WHAT THE TASK ASKS -
Review the listing and copy each line that holds the word "Multi".

DATA SUPPLIED -
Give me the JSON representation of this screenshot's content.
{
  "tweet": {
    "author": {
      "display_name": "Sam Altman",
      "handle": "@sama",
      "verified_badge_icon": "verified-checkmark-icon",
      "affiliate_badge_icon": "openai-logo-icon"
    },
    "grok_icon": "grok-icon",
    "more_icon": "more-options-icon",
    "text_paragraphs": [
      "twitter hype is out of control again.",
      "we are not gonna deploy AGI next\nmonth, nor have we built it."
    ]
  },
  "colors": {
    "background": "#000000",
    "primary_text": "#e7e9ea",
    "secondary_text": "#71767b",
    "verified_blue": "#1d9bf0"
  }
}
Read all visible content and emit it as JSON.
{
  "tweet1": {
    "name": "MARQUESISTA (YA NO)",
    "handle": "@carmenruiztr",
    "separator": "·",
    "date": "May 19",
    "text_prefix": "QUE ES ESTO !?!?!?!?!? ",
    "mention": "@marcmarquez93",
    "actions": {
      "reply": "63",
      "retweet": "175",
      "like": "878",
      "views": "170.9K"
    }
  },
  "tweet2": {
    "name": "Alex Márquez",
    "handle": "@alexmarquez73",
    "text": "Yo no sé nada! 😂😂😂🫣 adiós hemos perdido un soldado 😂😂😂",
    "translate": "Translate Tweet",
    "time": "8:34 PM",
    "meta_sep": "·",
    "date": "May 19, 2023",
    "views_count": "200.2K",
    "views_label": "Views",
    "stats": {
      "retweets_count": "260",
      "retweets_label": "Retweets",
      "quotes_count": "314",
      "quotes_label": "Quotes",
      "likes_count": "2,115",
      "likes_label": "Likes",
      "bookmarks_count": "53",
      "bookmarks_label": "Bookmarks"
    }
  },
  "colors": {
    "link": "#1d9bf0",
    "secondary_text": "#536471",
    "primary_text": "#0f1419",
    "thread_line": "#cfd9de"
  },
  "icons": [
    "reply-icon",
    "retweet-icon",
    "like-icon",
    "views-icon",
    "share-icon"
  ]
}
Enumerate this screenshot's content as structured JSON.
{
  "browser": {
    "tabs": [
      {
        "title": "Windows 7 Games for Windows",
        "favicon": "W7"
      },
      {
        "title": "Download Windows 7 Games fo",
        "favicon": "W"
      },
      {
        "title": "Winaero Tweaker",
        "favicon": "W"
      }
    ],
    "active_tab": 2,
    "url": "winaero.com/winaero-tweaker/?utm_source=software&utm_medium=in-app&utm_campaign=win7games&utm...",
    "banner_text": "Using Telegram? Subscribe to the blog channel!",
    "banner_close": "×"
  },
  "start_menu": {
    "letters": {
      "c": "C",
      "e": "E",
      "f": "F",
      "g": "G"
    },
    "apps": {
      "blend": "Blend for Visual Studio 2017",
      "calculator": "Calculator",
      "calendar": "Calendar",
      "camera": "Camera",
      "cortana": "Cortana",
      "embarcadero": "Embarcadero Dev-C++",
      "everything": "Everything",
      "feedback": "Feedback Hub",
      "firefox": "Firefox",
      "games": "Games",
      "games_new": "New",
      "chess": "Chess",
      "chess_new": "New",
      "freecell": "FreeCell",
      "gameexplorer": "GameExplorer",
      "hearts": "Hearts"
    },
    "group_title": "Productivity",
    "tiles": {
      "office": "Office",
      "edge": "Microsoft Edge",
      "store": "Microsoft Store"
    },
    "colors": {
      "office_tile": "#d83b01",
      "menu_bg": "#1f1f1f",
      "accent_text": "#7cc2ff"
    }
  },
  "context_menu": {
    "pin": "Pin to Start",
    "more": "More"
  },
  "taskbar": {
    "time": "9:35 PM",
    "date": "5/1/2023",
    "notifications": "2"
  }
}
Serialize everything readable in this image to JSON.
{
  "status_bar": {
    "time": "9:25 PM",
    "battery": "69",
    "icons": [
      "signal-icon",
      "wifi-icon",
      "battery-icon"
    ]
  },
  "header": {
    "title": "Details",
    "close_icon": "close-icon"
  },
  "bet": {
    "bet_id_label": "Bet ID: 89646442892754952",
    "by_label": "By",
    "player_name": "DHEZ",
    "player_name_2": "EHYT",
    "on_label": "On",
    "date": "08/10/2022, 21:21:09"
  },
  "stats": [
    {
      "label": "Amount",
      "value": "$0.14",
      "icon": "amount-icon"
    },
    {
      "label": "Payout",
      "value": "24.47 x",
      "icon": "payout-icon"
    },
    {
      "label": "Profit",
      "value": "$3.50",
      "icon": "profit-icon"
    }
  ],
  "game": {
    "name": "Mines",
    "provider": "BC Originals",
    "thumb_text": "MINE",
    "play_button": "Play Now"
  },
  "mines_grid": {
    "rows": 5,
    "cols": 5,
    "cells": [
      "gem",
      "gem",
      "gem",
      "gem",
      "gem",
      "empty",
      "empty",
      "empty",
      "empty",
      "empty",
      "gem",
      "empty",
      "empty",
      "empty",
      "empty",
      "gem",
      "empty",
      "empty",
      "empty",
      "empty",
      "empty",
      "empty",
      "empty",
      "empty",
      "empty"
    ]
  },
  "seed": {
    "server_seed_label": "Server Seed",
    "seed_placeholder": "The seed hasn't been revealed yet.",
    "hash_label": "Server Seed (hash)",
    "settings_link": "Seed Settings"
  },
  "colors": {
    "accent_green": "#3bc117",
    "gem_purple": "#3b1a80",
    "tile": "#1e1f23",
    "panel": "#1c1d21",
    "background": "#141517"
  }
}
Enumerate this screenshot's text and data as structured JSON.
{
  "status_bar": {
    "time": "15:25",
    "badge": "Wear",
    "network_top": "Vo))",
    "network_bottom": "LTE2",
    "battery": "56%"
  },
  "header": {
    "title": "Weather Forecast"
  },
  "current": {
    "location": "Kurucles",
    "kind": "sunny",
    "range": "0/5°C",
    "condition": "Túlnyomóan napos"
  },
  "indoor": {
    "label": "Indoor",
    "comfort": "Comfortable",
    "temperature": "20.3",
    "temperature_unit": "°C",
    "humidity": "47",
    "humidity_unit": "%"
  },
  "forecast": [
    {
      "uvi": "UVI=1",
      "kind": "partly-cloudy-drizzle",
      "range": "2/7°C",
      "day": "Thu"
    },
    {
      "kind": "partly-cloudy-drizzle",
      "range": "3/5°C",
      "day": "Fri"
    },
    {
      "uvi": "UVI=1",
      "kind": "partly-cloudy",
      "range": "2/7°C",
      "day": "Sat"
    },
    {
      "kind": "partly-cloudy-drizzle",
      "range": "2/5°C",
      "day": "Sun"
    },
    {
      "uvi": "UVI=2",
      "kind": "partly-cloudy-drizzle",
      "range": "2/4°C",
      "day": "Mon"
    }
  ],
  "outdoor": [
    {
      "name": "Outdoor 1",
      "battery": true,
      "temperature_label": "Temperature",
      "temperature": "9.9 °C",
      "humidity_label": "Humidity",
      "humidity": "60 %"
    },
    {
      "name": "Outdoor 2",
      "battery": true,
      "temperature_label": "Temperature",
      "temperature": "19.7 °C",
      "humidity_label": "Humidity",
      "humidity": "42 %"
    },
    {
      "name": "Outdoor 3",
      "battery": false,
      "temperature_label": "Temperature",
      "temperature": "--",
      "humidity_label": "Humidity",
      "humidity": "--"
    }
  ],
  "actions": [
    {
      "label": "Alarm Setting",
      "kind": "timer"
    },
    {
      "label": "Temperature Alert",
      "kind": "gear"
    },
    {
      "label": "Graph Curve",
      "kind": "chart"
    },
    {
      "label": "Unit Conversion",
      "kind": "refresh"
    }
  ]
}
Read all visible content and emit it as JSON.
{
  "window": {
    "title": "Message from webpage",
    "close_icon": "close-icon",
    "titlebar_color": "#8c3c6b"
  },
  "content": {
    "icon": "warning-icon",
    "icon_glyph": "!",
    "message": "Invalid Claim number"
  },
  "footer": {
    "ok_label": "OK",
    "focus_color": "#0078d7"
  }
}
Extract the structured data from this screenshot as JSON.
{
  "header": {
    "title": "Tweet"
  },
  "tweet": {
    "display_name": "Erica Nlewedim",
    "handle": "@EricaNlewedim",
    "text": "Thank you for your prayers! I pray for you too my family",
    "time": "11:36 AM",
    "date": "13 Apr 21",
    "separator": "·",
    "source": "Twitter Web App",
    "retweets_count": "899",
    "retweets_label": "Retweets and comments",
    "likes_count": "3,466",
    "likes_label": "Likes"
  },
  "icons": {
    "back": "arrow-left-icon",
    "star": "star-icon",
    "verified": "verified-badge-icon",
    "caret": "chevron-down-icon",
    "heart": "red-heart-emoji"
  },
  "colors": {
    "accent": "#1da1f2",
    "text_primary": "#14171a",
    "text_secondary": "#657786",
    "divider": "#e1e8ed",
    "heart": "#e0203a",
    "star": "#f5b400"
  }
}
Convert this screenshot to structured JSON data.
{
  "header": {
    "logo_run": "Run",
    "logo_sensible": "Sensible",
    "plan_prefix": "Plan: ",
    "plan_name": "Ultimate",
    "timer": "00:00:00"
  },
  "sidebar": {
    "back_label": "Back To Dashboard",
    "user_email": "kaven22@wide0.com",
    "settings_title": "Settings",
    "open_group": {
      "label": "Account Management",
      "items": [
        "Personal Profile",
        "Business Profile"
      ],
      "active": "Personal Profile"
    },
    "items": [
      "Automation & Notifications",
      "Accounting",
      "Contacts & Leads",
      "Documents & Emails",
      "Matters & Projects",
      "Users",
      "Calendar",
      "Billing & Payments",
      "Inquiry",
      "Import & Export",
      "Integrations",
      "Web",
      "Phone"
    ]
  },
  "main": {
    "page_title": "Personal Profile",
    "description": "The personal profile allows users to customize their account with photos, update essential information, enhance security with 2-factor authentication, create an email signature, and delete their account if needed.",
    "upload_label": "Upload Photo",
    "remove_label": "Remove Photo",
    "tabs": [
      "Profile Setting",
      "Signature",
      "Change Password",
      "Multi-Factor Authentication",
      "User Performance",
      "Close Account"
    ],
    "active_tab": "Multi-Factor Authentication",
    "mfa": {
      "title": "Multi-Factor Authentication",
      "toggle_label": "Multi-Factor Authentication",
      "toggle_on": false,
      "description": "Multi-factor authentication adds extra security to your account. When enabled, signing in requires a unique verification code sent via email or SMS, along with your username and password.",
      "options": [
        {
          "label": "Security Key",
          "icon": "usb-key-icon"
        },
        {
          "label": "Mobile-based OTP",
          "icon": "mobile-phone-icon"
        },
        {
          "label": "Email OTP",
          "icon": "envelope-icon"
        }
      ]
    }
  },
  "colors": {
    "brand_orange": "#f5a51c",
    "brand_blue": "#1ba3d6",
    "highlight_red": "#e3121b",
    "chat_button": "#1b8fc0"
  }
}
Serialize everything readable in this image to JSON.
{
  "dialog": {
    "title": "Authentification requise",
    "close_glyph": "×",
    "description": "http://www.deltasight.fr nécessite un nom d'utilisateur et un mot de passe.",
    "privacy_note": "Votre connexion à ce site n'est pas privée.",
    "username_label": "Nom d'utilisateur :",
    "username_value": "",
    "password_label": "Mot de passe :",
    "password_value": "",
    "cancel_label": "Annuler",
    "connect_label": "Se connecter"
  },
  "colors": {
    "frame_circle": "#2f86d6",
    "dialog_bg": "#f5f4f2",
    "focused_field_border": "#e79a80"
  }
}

RESULT OF THIS TASK -
      "Multi-Factor Authentication",
    "active_tab": "Multi-Factor Authentication",
      "title": "Multi-Factor Authentication",
      "toggle_label": "Multi-Factor Authentication",
      "description": "Multi-factor authentication adds extra security to your account. When enabled, signing in requires a unique verification code sent via email or SMS, along with your username and password.",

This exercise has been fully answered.